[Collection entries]
***
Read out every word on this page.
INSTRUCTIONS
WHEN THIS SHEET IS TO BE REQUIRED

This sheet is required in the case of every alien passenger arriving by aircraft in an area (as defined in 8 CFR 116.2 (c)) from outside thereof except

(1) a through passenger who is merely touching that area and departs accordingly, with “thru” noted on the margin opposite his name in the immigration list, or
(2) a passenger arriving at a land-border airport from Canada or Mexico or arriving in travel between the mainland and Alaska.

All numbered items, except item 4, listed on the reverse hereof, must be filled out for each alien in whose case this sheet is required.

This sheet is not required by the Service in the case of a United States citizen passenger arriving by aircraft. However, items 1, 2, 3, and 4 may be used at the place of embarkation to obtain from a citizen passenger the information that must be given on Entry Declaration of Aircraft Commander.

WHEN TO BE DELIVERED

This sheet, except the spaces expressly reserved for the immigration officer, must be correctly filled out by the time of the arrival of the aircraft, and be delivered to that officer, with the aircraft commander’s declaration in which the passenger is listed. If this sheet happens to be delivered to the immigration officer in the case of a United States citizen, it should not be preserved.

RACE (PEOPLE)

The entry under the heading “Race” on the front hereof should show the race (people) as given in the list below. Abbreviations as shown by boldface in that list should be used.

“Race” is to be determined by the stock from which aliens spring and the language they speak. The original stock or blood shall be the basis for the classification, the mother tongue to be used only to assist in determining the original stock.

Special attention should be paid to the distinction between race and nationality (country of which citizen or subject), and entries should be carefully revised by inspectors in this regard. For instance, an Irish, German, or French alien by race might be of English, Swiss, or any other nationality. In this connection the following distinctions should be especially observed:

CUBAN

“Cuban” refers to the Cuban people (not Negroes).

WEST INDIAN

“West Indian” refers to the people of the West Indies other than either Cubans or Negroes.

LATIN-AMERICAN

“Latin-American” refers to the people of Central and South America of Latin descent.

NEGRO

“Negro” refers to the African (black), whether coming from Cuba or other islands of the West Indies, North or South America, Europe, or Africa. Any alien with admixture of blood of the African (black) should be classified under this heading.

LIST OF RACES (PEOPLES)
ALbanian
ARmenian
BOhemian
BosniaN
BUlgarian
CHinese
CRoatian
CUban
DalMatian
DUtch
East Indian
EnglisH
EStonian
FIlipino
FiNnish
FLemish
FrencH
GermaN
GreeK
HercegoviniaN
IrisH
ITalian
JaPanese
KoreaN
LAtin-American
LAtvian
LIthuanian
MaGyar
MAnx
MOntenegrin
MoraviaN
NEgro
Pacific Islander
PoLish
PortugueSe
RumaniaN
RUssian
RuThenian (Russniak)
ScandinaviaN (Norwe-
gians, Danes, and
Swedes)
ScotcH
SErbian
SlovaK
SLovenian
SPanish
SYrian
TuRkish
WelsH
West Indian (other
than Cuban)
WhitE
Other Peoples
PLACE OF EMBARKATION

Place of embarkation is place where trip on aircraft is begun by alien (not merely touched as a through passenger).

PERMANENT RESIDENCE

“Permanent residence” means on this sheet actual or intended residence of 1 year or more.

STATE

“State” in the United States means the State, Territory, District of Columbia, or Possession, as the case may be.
***
Repeat the records above exactly as they appear.

Read out every word on this page.
INSTRUCTIONS
WHEN THIS SHEET IS TO BE REQUIRED

This sheet is required in the case of every alien passenger arriving by aircraft in an area (as defined in 8 CFR 116.2 (c)) from outside thereof except

(1) a through passenger who is merely touching that area and departs accordingly, with “thru” noted on the margin opposite his name in the immigration list, or
(2) a passenger arriving at a land-border airport from Canada or Mexico or arriving in travel between the mainland and Alaska.

All numbered items, except item 4, listed on the reverse hereof, must be filled out for each alien in whose case this sheet is required.

This sheet is not required by the Service in the case of a United States citizen passenger arriving by aircraft. However, items 1, 2, 3, and 4 may be used at the place of embarkation to obtain from a citizen passenger the information that must be given on Entry Declaration of Aircraft Commander.

WHEN TO BE DELIVERED

This sheet, except the spaces expressly reserved for the immigration officer, must be correctly filled out by the time of the arrival of the aircraft, and be delivered to that officer, with the aircraft commander’s declaration in which the passenger is listed. If this sheet happens to be delivered to the immigration officer in the case of a United States citizen, it should not be preserved.

RACE (PEOPLE)

The entry under the heading “Race” on the front hereof should show the race (people) as given in the list below. Abbreviations as shown by boldface in that list should be used.

“Race” is to be determined by the stock from which aliens spring and the language they speak. The original stock or blood shall be the basis for the classification, the mother tongue to be used only to assist in determining the original stock.

Special attention should be paid to the distinction between race and nationality (country of which citizen or subject), and entries should be carefully revised by inspectors in this regard. For instance, an Irish, German, or French alien by race might be of English, Swiss, or any other nationality. In this connection the following distinctions should be especially observed:

CUBAN

“Cuban” refers to the Cuban people (not Negroes).

WEST INDIAN

“West Indian” refers to the people of the West Indies other than either Cubans or Negroes.

LATIN-AMERICAN

“Latin-American” refers to the people of Central and South America of Latin descent.

NEGRO

“Negro” refers to the African (black), whether coming from Cuba or other islands of the West Indies, North or South America, Europe, or Africa. Any alien with admixture of blood of the African (black) should be classified under this heading.

LIST OF RACES (PEOPLES)
ALbanian
ARmenian
BOhemian
BosniaN
BUlgarian
CHinese
CRoatian
CUban
DalMatian
DUtch
East Indian
EnglisH
EStonian
FIlipino
FiNnish
FLemish
FrencH
GermaN
GreeK
HercegoviniaN
IrisH
ITalian
JaPanese
KoreaN
LAtin-American
LAtvian
LIthuanian
MaGyar
MAnx
MOntenegrin
MoraviaN
NEgro
Pacific Islander
PoLish
PortugueSe
RumaniaN
RUssian
RuThenian (Russniak)
ScandinaviaN (Norwe-
gians, Danes, and
Swedes)
ScotcH
SErbian
SlovaK
SLovenian
SPanish
SYrian
TuRkish
WelsH
West Indian (other
than Cuban)
WhitE
Other Peoples
PLACE OF EMBARKATION

Place of embarkation is place where trip on aircraft is begun by alien (not merely touched as a through passenger).

PERMANENT RESIDENCE

“Permanent residence” means on this sheet actual or intended residence of 1 year or more.

STATE

“State” in the United States means the State, Territory, District of Columbia, or Possession, as the case may be.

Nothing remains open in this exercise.